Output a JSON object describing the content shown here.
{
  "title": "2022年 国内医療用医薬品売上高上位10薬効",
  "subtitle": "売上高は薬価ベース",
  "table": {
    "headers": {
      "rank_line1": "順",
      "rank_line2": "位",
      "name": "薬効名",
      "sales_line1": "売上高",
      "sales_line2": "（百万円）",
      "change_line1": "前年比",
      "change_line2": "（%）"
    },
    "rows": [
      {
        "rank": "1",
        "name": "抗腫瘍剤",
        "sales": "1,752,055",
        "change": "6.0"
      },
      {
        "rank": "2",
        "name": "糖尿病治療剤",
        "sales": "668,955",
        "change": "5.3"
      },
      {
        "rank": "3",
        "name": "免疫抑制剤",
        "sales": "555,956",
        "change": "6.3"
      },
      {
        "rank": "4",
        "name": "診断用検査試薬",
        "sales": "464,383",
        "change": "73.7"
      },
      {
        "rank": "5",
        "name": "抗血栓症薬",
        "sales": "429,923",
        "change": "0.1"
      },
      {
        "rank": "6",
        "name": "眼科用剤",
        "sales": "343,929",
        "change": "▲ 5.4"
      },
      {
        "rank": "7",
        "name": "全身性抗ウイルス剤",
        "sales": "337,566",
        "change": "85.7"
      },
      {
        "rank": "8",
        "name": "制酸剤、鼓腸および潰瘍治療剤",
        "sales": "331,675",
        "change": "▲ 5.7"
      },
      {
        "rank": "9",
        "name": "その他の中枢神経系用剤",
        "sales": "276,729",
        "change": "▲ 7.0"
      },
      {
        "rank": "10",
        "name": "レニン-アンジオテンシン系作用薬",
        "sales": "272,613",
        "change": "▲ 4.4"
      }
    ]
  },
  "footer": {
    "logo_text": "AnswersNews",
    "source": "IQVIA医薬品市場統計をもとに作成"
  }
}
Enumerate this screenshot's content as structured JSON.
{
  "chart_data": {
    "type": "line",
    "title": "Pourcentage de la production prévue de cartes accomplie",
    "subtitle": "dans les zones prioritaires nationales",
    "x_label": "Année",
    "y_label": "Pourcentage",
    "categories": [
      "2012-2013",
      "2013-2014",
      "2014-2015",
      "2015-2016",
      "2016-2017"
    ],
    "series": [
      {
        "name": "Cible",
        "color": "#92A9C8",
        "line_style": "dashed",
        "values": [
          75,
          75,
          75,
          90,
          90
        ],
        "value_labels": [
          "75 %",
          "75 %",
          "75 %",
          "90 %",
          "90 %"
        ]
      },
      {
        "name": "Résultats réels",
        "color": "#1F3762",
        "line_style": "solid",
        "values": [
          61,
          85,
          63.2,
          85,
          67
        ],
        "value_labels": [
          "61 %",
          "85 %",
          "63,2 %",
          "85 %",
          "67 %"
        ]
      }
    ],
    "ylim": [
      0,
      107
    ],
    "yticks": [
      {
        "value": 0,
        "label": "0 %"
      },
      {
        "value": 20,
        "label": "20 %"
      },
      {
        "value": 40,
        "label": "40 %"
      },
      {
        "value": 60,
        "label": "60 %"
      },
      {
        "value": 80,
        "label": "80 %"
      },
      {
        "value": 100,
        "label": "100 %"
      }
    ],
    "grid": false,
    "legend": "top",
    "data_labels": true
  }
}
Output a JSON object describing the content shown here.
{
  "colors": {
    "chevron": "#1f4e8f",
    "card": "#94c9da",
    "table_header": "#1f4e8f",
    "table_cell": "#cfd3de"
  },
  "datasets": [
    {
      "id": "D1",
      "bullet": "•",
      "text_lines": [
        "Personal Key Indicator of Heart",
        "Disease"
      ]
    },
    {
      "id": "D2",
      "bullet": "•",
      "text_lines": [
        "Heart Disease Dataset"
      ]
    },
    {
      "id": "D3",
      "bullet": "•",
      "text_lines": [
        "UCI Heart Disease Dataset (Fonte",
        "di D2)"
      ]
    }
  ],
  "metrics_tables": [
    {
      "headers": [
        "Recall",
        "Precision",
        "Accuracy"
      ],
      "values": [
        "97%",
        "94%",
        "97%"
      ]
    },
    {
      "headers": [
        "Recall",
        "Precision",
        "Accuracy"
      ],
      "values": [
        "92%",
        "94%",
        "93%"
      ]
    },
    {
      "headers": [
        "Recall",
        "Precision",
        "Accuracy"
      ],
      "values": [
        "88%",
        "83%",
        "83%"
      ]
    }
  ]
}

YOUR OBJECTIVE
Please set down all the data word for word.

SOLUTION
Output a JSON object describing the content shown here.
{
  "title": "2022年 国内医療用医薬品売上高上位10薬効",
  "subtitle": "売上高は薬価ベース",
  "table": {
    "headers": {
      "rank_line1": "順",
      "rank_line2": "位",
      "name": "薬効名",
      "sales_line1": "売上高",
      "sales_line2": "（百万円）",
      "change_line1": "前年比",
      "change_line2": "（%）"
    },
    "rows": [
      {
        "rank": "1",
        "name": "抗腫瘍剤",
        "sales": "1,752,055",
        "change": "6.0"
      },
      {
        "rank": "2",
        "name": "糖尿病治療剤",
        "sales": "668,955",
        "change": "5.3"
      },
      {
        "rank": "3",
        "name": "免疫抑制剤",
        "sales": "555,956",
        "change": "6.3"
      },
      {
        "rank": "4",
        "name": "診断用検査試薬",
        "sales": "464,383",
        "change": "73.7"
      },
      {
        "rank": "5",
        "name": "抗血栓症薬",
        "sales": "429,923",
        "change": "0.1"
      },
      {
        "rank": "6",
        "name": "眼科用剤",
        "sales": "343,929",
        "change": "▲ 5.4"
      },
      {
        "rank": "7",
        "name": "全身性抗ウイルス剤",
        "sales": "337,566",
        "change": "85.7"
      },
      {
        "rank": "8",
        "name": "制酸剤、鼓腸および潰瘍治療剤",
        "sales": "331,675",
        "change": "▲ 5.7"
      },
      {
        "rank": "9",
        "name": "その他の中枢神経系用剤",
        "sales": "276,729",
        "change": "▲ 7.0"
      },
      {
        "rank": "10",
        "name": "レニン-アンジオテンシン系作用薬",
        "sales": "272,613",
        "change": "▲ 4.4"
      }
    ]
  },
  "footer": {
    "logo_text": "AnswersNews",
    "source": "IQVIA医薬品市場統計をもとに作成"
  }
}
Enumerate this screenshot's content as structured JSON.
{
  "chart_data": {
    "type": "line",
    "title": "Pourcentage de la production prévue de cartes accomplie",
    "subtitle": "dans les zones prioritaires nationales",
    "x_label": "Année",
    "y_label": "Pourcentage",
    "categories": [
      "2012-2013",
      "2013-2014",
      "2014-2015",
      "2015-2016",
      "2016-2017"
    ],
    "series": [
      {
        "name": "Cible",
        "color": "#92A9C8",
        "line_style": "dashed",
        "values": [
          75,
          75,
          75,
          90,
          90
        ],
        "value_labels": [
          "75 %",
          "75 %",
          "75 %",
          "90 %",
          "90 %"
        ]
      },
      {
        "name": "Résultats réels",
        "color": "#1F3762",
        "line_style": "solid",
        "values": [
          61,
          85,
          63.2,
          85,
          67
        ],
        "value_labels": [
          "61 %",
          "85 %",
          "63,2 %",
          "85 %",
          "67 %"
        ]
      }
    ],
    "ylim": [
      0,
      107
    ],
    "yticks": [
      {
        "value": 0,
        "label": "0 %"
      },
      {
        "value": 20,
        "label": "20 %"
      },
      {
        "value": 40,
        "label": "40 %"
      },
      {
        "value": 60,
        "label": "60 %"
      },
      {
        "value": 80,
        "label": "80 %"
      },
      {
        "value": 100,
        "label": "100 %"
      }
    ],
    "grid": false,
    "legend": "top",
    "data_labels": true
  }
}
Output a JSON object describing the content shown here.
{
  "colors": {
    "chevron": "#1f4e8f",
    "card": "#94c9da",
    "table_header": "#1f4e8f",
    "table_cell": "#cfd3de"
  },
  "datasets": [
    {
      "id": "D1",
      "bullet": "•",
      "text_lines": [
        "Personal Key Indicator of Heart",
        "Disease"
      ]
    },
    {
      "id": "D2",
      "bullet": "•",
      "text_lines": [
        "Heart Disease Dataset"
      ]
    },
    {
      "id": "D3",
      "bullet": "•",
      "text_lines": [
        "UCI Heart Disease Dataset (Fonte",
        "di D2)"
      ]
    }
  ],
  "metrics_tables": [
    {
      "headers": [
        "Recall",
        "Precision",
        "Accuracy"
      ],
      "values": [
        "97%",
        "94%",
        "97%"
      ]
    },
    {
      "headers": [
        "Recall",
        "Precision",
        "Accuracy"
      ],
      "values": [
        "92%",
        "94%",
        "93%"
      ]
    },
    {
      "headers": [
        "Recall",
        "Precision",
        "Accuracy"
      ],
      "values": [
        "88%",
        "83%",
        "83%"
      ]
    }
  ]
}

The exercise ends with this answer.